Extracted records:
▬▬▬▬▬▬

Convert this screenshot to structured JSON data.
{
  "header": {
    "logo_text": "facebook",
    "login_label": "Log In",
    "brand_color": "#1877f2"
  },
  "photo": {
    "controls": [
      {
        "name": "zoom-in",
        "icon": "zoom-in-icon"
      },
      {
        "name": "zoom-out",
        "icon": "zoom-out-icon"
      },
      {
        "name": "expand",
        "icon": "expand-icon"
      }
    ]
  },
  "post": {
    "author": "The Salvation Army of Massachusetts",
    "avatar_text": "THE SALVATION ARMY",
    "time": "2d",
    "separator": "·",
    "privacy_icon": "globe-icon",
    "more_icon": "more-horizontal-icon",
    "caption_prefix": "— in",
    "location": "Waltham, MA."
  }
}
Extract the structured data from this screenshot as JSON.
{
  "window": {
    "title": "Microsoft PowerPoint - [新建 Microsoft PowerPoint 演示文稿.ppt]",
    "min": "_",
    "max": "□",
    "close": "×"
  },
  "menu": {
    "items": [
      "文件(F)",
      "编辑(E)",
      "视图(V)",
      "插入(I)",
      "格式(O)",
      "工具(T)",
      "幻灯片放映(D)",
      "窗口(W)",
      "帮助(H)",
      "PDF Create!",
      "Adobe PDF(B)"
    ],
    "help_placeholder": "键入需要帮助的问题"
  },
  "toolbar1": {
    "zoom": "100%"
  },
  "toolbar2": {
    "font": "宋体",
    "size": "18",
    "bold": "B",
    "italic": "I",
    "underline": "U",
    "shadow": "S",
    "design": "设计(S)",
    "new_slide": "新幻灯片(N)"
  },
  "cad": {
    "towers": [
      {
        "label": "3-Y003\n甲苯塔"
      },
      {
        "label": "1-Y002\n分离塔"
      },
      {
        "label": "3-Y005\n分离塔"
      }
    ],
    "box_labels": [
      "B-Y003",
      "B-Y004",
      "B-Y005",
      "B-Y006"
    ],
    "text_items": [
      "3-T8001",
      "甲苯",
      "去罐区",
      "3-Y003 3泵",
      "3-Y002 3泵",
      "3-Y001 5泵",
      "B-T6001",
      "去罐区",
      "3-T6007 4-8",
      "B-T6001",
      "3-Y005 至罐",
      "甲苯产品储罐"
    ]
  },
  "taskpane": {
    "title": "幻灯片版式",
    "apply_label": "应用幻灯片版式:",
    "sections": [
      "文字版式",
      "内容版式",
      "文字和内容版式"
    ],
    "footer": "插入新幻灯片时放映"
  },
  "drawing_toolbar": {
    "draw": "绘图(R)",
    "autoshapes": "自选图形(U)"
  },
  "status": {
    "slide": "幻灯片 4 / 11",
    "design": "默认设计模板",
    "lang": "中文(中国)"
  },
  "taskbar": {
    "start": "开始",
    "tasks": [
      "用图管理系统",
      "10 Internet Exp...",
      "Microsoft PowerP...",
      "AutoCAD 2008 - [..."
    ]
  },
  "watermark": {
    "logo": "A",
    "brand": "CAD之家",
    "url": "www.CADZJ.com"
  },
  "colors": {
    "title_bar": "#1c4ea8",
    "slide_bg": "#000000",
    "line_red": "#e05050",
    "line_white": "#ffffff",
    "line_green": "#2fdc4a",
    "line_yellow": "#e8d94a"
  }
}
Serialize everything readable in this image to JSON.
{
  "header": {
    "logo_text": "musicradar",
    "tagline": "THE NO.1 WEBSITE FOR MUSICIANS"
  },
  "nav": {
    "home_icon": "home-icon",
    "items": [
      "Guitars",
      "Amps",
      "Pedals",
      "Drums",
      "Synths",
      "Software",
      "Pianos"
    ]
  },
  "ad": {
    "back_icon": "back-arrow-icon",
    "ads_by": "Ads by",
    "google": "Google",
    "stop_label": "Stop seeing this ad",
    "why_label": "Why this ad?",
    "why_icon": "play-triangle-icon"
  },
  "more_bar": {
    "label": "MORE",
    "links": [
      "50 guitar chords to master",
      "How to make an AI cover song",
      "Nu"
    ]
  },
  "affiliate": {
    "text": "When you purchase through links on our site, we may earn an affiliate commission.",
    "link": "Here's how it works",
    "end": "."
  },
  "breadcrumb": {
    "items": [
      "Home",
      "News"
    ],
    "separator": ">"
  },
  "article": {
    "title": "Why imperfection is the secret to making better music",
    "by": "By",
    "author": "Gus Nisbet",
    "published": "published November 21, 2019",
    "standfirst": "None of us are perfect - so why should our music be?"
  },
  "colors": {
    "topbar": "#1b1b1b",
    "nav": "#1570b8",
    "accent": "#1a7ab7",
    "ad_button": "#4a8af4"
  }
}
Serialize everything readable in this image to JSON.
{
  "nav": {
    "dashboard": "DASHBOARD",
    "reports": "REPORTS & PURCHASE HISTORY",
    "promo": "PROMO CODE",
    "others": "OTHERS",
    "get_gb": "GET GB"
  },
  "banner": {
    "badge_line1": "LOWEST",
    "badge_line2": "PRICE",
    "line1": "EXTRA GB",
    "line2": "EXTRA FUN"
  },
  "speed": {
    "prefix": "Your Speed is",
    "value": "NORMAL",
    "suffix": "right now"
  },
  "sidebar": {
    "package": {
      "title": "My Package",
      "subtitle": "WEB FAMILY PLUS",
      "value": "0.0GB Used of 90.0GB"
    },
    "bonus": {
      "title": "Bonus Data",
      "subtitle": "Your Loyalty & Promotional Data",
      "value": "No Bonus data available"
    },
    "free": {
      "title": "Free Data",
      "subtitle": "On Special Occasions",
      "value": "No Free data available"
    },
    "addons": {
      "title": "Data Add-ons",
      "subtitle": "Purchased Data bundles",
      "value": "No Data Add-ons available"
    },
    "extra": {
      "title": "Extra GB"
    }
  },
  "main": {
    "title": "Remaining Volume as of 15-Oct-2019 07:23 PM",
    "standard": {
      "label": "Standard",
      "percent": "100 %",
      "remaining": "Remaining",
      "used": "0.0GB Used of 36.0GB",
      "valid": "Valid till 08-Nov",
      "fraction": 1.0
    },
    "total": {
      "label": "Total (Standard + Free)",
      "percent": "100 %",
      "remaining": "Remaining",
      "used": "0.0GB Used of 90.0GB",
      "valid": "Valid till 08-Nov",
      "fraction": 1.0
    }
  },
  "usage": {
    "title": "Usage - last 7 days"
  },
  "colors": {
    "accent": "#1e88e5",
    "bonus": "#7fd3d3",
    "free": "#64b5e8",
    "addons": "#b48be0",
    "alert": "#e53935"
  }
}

▬▬▬▬▬▬

- **Stated problem**
Pick out the lines that contain "subtitle" and copy them.

- **Reply**
      "subtitle": "WEB FAMILY PLUS",
      "subtitle": "Your Loyalty & Promotional Data",
      "subtitle": "On Special Occasions",
      "subtitle": "Purchased Data bundles",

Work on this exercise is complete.